GOAL OF THE EXERCISE ::
Copy out all the lines where "title" shows up.

[Extracts from a graphics dataset]
---------------
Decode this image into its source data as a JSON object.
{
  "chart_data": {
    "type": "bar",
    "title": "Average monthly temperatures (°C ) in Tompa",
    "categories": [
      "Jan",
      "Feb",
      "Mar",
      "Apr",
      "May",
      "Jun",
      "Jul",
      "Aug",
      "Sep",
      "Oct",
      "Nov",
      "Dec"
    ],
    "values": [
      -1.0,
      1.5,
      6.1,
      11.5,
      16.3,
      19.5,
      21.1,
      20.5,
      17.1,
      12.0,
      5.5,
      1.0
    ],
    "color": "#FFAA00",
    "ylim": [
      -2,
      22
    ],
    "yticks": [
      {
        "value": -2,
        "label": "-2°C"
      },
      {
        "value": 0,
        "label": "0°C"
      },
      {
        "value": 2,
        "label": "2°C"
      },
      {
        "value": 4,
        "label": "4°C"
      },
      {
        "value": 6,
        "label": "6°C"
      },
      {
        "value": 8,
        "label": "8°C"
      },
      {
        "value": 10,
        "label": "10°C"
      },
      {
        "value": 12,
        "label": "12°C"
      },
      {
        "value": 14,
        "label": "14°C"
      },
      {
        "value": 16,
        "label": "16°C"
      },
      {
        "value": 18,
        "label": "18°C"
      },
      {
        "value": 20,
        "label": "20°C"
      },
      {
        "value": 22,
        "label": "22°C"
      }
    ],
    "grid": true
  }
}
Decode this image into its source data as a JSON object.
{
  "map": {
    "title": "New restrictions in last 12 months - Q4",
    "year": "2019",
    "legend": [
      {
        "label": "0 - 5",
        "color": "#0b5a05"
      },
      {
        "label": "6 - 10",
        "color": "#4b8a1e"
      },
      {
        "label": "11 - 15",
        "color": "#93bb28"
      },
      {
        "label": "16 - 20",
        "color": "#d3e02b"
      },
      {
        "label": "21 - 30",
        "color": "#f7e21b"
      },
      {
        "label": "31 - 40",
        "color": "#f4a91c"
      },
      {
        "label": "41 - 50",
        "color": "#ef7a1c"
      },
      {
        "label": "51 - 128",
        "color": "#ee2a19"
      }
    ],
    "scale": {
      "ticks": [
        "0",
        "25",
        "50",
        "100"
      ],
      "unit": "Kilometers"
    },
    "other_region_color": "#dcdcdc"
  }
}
---------------
FINISHED EXERCISE ::
    "title": "Average monthly temperatures (°C ) in Tompa",
    "title": "New restrictions in last 12 months - Q4",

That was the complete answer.